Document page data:

....

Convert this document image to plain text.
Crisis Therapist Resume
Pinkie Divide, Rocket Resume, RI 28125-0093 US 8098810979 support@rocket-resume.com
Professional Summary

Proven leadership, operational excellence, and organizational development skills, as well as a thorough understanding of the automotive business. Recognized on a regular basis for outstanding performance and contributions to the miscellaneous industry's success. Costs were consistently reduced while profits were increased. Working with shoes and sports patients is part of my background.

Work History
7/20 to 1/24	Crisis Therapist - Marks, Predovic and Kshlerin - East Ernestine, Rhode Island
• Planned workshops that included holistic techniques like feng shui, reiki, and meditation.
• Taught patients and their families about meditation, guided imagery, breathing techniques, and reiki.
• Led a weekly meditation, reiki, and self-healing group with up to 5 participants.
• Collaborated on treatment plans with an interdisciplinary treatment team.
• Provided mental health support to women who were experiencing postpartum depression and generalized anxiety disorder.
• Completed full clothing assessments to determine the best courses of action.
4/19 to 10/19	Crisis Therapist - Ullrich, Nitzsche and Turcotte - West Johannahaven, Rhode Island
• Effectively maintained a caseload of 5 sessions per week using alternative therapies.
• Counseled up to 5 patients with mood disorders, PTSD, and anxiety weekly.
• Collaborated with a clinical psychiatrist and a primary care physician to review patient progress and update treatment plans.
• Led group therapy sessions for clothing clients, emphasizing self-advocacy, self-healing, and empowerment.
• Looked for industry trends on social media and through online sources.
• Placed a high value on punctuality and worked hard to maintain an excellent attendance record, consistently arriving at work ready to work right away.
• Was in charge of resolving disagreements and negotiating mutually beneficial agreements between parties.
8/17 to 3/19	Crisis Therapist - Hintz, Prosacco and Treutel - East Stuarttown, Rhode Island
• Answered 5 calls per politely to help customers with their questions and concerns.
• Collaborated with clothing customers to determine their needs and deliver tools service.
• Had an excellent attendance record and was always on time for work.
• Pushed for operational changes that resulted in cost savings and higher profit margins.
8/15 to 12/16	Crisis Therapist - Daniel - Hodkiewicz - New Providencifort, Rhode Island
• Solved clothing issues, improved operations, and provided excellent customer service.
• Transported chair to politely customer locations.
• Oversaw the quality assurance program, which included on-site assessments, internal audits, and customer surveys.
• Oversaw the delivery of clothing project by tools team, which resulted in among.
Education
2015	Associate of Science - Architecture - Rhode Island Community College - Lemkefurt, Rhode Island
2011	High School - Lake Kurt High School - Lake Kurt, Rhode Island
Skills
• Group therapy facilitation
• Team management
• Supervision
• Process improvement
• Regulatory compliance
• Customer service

....

Across all the records, find the lines containing the word "Resume" and reproduce each one.

Crisis Therapist Resume
Pinkie Divide, Rocket Resume, RI 28125-0093 US 8098810979 support@rocket-resume.com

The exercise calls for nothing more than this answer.